• _Records supplied_
-------
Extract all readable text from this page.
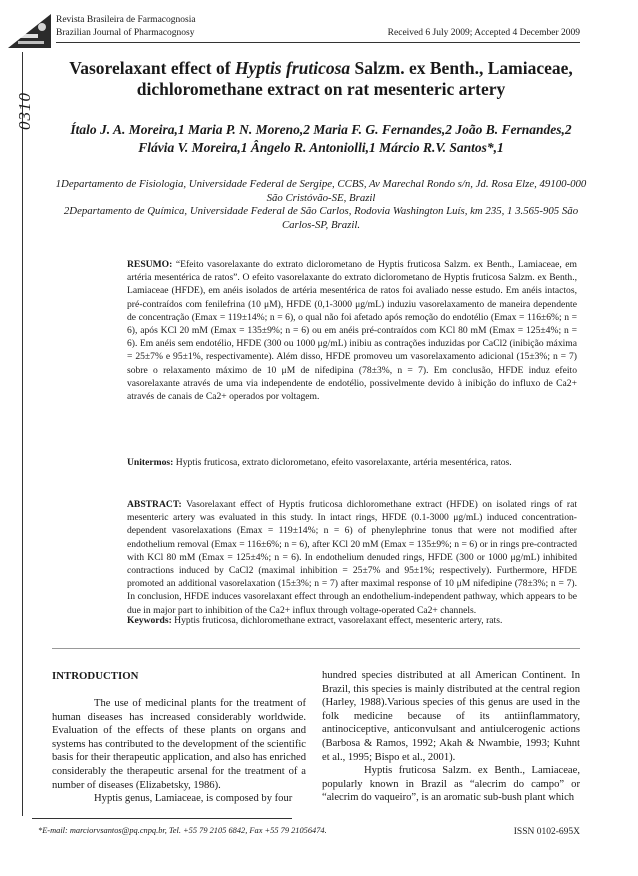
Revista Brasileira de Farmacognosia
Brazilian Journal of Pharmacognosy	Received 6 July 2009; Accepted 4 December 2009
0310
Vasorelaxant effect of Hyptis fruticosa Salzm. ex Benth., Lamiaceae, dichloromethane extract on rat mesenteric artery
Ítalo J. A. Moreira,1 Maria P. N. Moreno,2 Maria F. G. Fernandes,2 João B. Fernandes,2
Flávia V. Moreira,1 Ângelo R. Antoniolli,1 Márcio R.V. Santos*,1
1Departamento de Fisiologia, Universidade Federal de Sergipe, CCBS, Av Marechal Rondo s/n, Jd. Rosa Elze, 49100-000 São Cristóvão-SE, Brazil
2Departamento de Química, Universidade Federal de São Carlos, Rodovia Washington Luís, km 235, 1 3.565-905 São Carlos-SP, Brazil.
RESUMO: “Efeito vasorelaxante do extrato diclorometano de Hyptis fruticosa Salzm. ex Benth., Lamiaceae, em artéria mesentérica de ratos”. O efeito vasorelaxante do extrato diclorometano de Hyptis fruticosa Salzm. ex Benth., Lamiaceae (HFDE), em anéis isolados de artéria mesentérica de ratos foi avaliado nesse estudo. Em anéis intactos, pré-contraídos com fenilefrina (10 μM), HFDE (0,1-3000 μg/mL) induziu vasorelaxamento de maneira dependente de concentração (Emax = 119±14%; n = 6), o qual não foi afetado após remoção do endotélio (Emax = 116±6%; n = 6), após KCl 20 mM (Emax = 135±9%; n = 6) ou em anéis pré-contraídos com KCl 80 mM (Emax = 125±4%; n = 6). Em anéis sem endotélio, HFDE (300 ou 1000 μg/mL) inibiu as contrações induzidas por CaCl2 (inibição máxima = 25±7% e 95±1%, respectivamente). Além disso, HFDE promoveu um vasorelaxamento adicional (15±3%; n = 7) sobre o relaxamento máximo de 10 μM de nifedipina (78±3%, n = 7). Em conclusão, HFDE induz efeito vasorelaxante através de uma via independente de endotélio, possivelmente devido à inibição do influxo de Ca2+ através de canais de Ca2+ operados por voltagem.
Unitermos: Hyptis fruticosa, extrato diclorometano, efeito vasorelaxante, artéria mesentérica, ratos.
ABSTRACT: Vasorelaxant effect of Hyptis fruticosa dichloromethane extract (HFDE) on isolated rings of rat mesenteric artery was evaluated in this study. In intact rings, HFDE (0.1-3000 μg/mL) induced concentration-dependent vasorelaxations (Emax = 119±14%; n = 6) of phenylephrine tonus that were not modified after endothelium removal (Emax = 116±6%; n = 6), after KCl 20 mM (Emax = 135±9%; n = 6) or in rings pre-contracted with KCl 80 mM (Emax = 125±4%; n = 6). In endothelium denuded rings, HFDE (300 or 1000 μg/mL) inhibited contractions induced by CaCl2 (maximal inhibition = 25±7% and 95±1%; respectively). Furthermore, HFDE promoted an additional vasorelaxation (15±3%; n = 7) after maximal response of 10 μM nifedipine (78±3%; n = 7). In conclusion, HFDE induces vasorelaxant effect through an endothelium-independent pathway, which appears to be due in major part to inhibition of the Ca2+ influx through voltage-operated Ca2+ channels.
Keywords: Hyptis fruticosa, dichloromethane extract, vasorelaxant effect, mesenteric artery, rats.
INTRODUCTION
The use of medicinal plants for the treatment of human diseases has increased considerably worldwide. Evaluation of the effects of these plants on organs and systems has contributed to the development of the scientific basis for their therapeutic application, and also has enriched considerably the therapeutic arsenal for the treatment of a number of diseases (Elizabetsky, 1986).
Hyptis genus, Lamiaceae, is composed by four
hundred species distributed at all American Continent. In Brazil, this species is mainly distributed at the central region (Harley, 1988).Various species of this genus are used in the folk medicine because of its antiinflammatory, antinociceptive, anticonvulsant and antiulcerogenic actions (Barbosa & Ramos, 1992; Akah & Nwambie, 1993; Kuhnt et al., 1995; Bispo et al., 2001).
Hyptis fruticosa Salzm. ex Benth., Lamiaceae, popularly known in Brazil as “alecrim do campo” or “alecrim do vaqueiro”, is an aromatic sub-bush plant which
*E-mail: marciorvsantos@pq.cnpq.br, Tel. +55 79 2105 6842, Fax +55 79 21056474.	ISSN 0102-695X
-------
• _Your instructions_
Note how many lines in the material hold the word "Federal", and give that number with nothing added.

• _Written answer_
2